__Brief__
Copy out all the lines exactly. Omit pictures.

(begin)

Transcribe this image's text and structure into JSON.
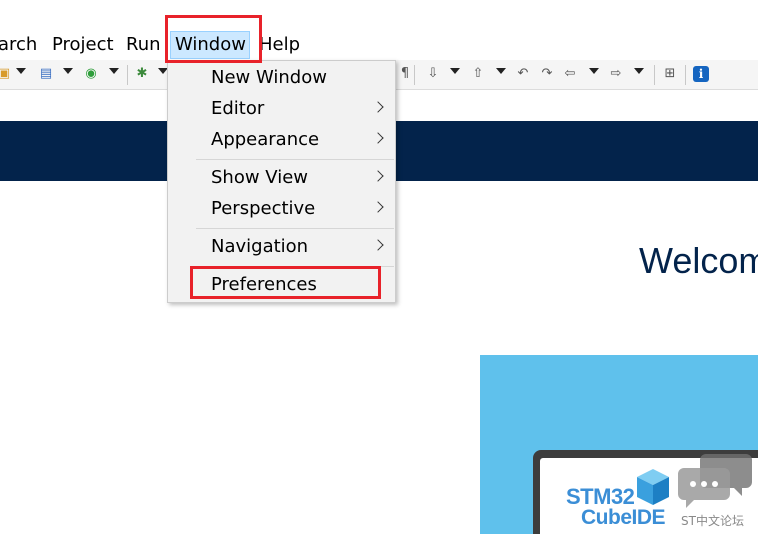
{
  "menubar": {
    "items": [
      "arch",
      "Project",
      "Run",
      "Window",
      "Help"
    ]
  },
  "dropdown": {
    "items": [
      {
        "label": "New Window",
        "submenu": false
      },
      {
        "label": "Editor",
        "submenu": true
      },
      {
        "label": "Appearance",
        "submenu": true
      },
      {
        "label": "Show View",
        "submenu": true
      },
      {
        "label": "Perspective",
        "submenu": true
      },
      {
        "label": "Navigation",
        "submenu": true
      },
      {
        "label": "Preferences",
        "submenu": false
      }
    ]
  },
  "welcome": {
    "title": "Welcom"
  },
  "promo": {
    "logo_line1": "STM32",
    "logo_line2": "CubeIDE"
  },
  "watermark": {
    "text": "ST中文论坛"
  },
  "toolbar": {
    "info_glyph": "i"
  },
  "colors": {
    "banner": "#03234b",
    "promo": "#5fc1ec",
    "highlight": "#e8222a",
    "menu_selected": "#cce8ff"
  }
}
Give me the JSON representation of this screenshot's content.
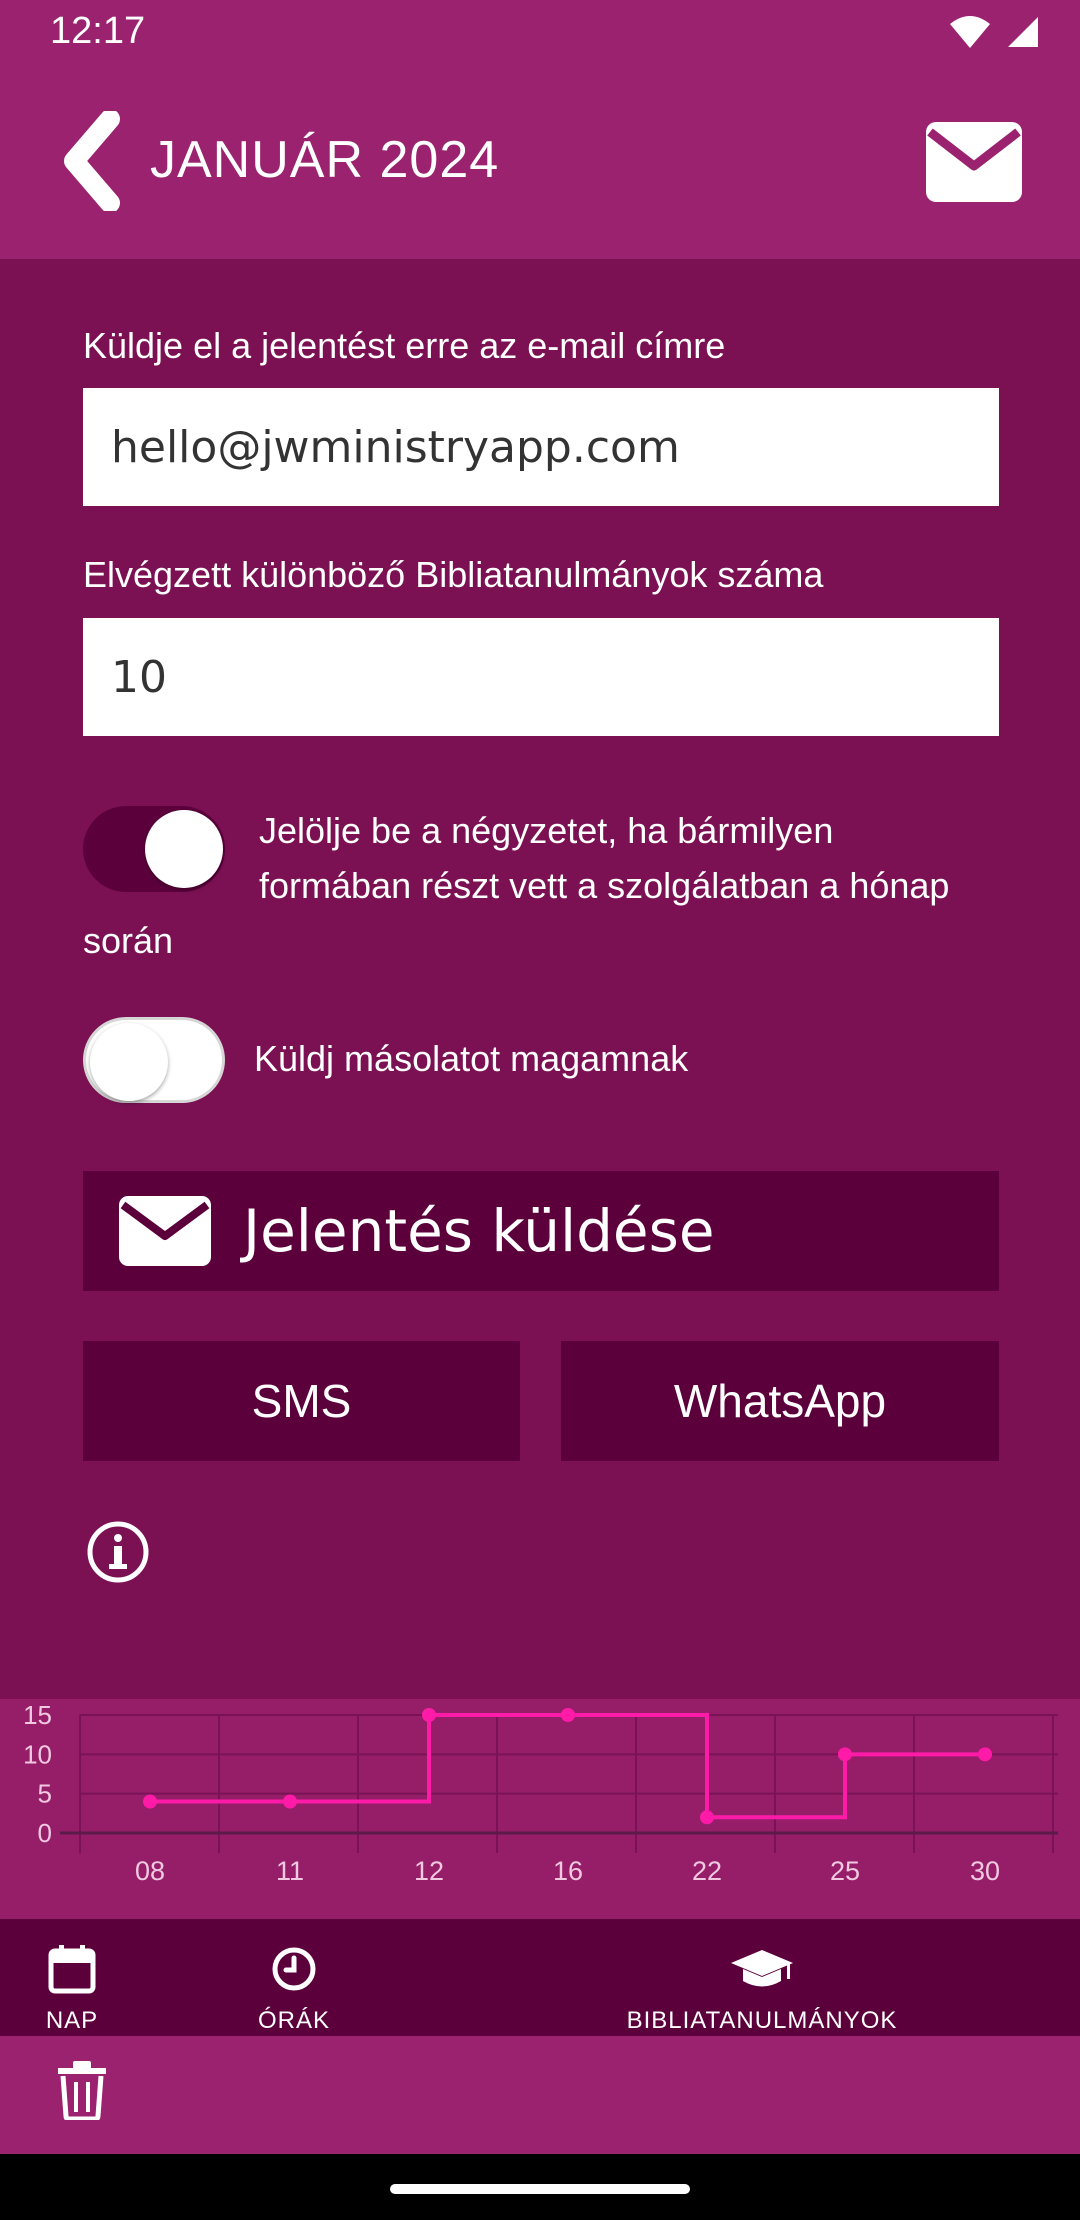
{
  "status_bar": {
    "time": "12:17"
  },
  "header": {
    "title": "JANUÁR 2024"
  },
  "form": {
    "email_label": "Küldje el a jelentést erre az e-mail címre",
    "email_value": "hello@jwministryapp.com",
    "studies_label": "Elvégzett különböző Bibliatanulmányok száma",
    "studies_value": "10",
    "participation_toggle": {
      "line1": "Jelölje be a négyzetet, ha bármilyen",
      "line2": "formában részt vett a szolgálatban a hónap",
      "line3": "során",
      "state": "on"
    },
    "copy_toggle": {
      "label": "Küldj másolatot magamnak",
      "state": "off"
    }
  },
  "buttons": {
    "send_report": "Jelentés küldése",
    "sms": "SMS",
    "whatsapp": "WhatsApp"
  },
  "colors": {
    "background": "#7b1153",
    "header": "#9b226e",
    "button": "#5c003c",
    "chart_line": "#ff1aa8"
  },
  "chart_data": {
    "type": "line",
    "step": true,
    "categories": [
      "08",
      "11",
      "12",
      "16",
      "22",
      "25",
      "30"
    ],
    "values": [
      4,
      4,
      15,
      15,
      2,
      10,
      10
    ],
    "y_ticks": [
      "15",
      "10",
      "5",
      "0"
    ],
    "ylim": [
      0,
      15
    ],
    "grid": true
  },
  "bottom_nav": {
    "items": [
      {
        "label": "NAP",
        "icon": "calendar-icon"
      },
      {
        "label": "ÓRÁK",
        "icon": "clock-icon"
      },
      {
        "label": "BIBLIATANULMÁNYOK",
        "icon": "graduation-cap-icon"
      }
    ]
  },
  "toolbar": {
    "icon": "trash-icon"
  }
}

(end)

__Exercise response__
Transcribe this image's text and structure into JSON.
{
  "menubar": {
    "items": [
      "arch",
      "Project",
      "Run",
      "Window",
      "Help"
    ]
  },
  "dropdown": {
    "items": [
      {
        "label": "New Window",
        "submenu": false
      },
      {
        "label": "Editor",
        "submenu": true
      },
      {
        "label": "Appearance",
        "submenu": true
      },
      {
        "label": "Show View",
        "submenu": true
      },
      {
        "label": "Perspective",
        "submenu": true
      },
      {
        "label": "Navigation",
        "submenu": true
      },
      {
        "label": "Preferences",
        "submenu": false
      }
    ]
  },
  "welcome": {
    "title": "Welcom"
  },
  "promo": {
    "logo_line1": "STM32",
    "logo_line2": "CubeIDE"
  },
  "watermark": {
    "text": "ST中文论坛"
  },
  "toolbar": {
    "info_glyph": "i"
  },
  "colors": {
    "banner": "#03234b",
    "promo": "#5fc1ec",
    "highlight": "#e8222a",
    "menu_selected": "#cce8ff"
  }
}
Give me the JSON representation of this screenshot's content.
{
  "status_bar": {
    "time": "12:17"
  },
  "header": {
    "title": "JANUÁR 2024"
  },
  "form": {
    "email_label": "Küldje el a jelentést erre az e-mail címre",
    "email_value": "hello@jwministryapp.com",
    "studies_label": "Elvégzett különböző Bibliatanulmányok száma",
    "studies_value": "10",
    "participation_toggle": {
      "line1": "Jelölje be a négyzetet, ha bármilyen",
      "line2": "formában részt vett a szolgálatban a hónap",
      "line3": "során",
      "state": "on"
    },
    "copy_toggle": {
      "label": "Küldj másolatot magamnak",
      "state": "off"
    }
  },
  "buttons": {
    "send_report": "Jelentés küldése",
    "sms": "SMS",
    "whatsapp": "WhatsApp"
  },
  "colors": {
    "background": "#7b1153",
    "header": "#9b226e",
    "button": "#5c003c",
    "chart_line": "#ff1aa8"
  },
  "chart_data": {
    "type": "line",
    "step": true,
    "categories": [
      "08",
      "11",
      "12",
      "16",
      "22",
      "25",
      "30"
    ],
    "values": [
      4,
      4,
      15,
      15,
      2,
      10,
      10
    ],
    "y_ticks": [
      "15",
      "10",
      "5",
      "0"
    ],
    "ylim": [
      0,
      15
    ],
    "grid": true
  },
  "bottom_nav": {
    "items": [
      {
        "label": "NAP",
        "icon": "calendar-icon"
      },
      {
        "label": "ÓRÁK",
        "icon": "clock-icon"
      },
      {
        "label": "BIBLIATANULMÁNYOK",
        "icon": "graduation-cap-icon"
      }
    ]
  },
  "toolbar": {
    "icon": "trash-icon"
  }
}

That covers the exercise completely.